*Short exercise:* Find every line in the records below that holds the word "color" and copy it.

(Data extracted from a collection)
--- Begin ---

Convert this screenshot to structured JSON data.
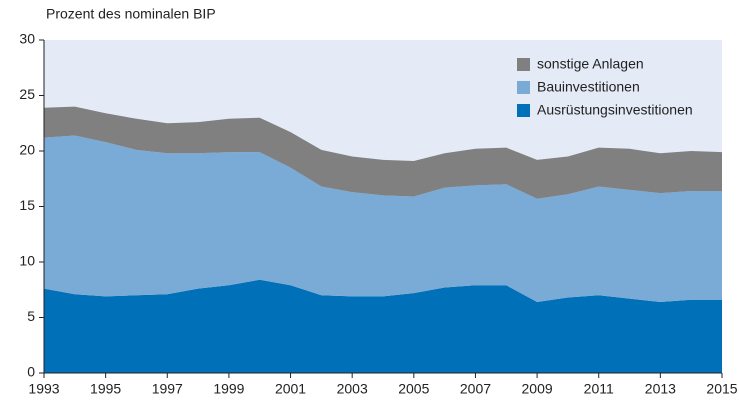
{
  "chart_data": {
    "type": "stacked_area",
    "ylabel": "Prozent des nominalen BIP",
    "x": [
      1993,
      1994,
      1995,
      1996,
      1997,
      1998,
      1999,
      2000,
      2001,
      2002,
      2003,
      2004,
      2005,
      2006,
      2007,
      2008,
      2009,
      2010,
      2011,
      2012,
      2013,
      2014,
      2015
    ],
    "series": [
      {
        "name": "Ausrüstungsinvestitionen",
        "color": "#0070b8",
        "values": [
          7.6,
          7.1,
          6.9,
          7.0,
          7.1,
          7.6,
          7.9,
          8.4,
          7.9,
          7.0,
          6.9,
          6.9,
          7.2,
          7.7,
          7.9,
          7.9,
          6.4,
          6.8,
          7.0,
          6.7,
          6.4,
          6.6,
          6.6
        ]
      },
      {
        "name": "Bauinvestitionen",
        "color": "#7aaad6",
        "values": [
          13.6,
          14.3,
          13.9,
          13.1,
          12.7,
          12.2,
          12.0,
          11.5,
          10.6,
          9.8,
          9.4,
          9.1,
          8.7,
          9.0,
          9.0,
          9.1,
          9.3,
          9.3,
          9.8,
          9.8,
          9.8,
          9.8,
          9.8
        ]
      },
      {
        "name": "sonstige Anlagen",
        "color": "#808080",
        "values": [
          2.7,
          2.6,
          2.6,
          2.8,
          2.7,
          2.8,
          3.0,
          3.1,
          3.2,
          3.3,
          3.2,
          3.2,
          3.2,
          3.1,
          3.3,
          3.3,
          3.5,
          3.4,
          3.5,
          3.7,
          3.6,
          3.6,
          3.5
        ]
      }
    ],
    "xlim": [
      1993,
      2015
    ],
    "xticks": [
      1993,
      1995,
      1997,
      1999,
      2001,
      2003,
      2005,
      2007,
      2009,
      2011,
      2013,
      2015
    ],
    "ylim": [
      0,
      30
    ],
    "yticks": [
      0,
      5,
      10,
      15,
      20,
      25,
      30
    ],
    "legend": "upper right",
    "background": "#e4eaf6"
  }
}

--- End ---

*Written reply:*
        "color": "#0070b8",
        "color": "#7aaad6",
        "color": "#808080",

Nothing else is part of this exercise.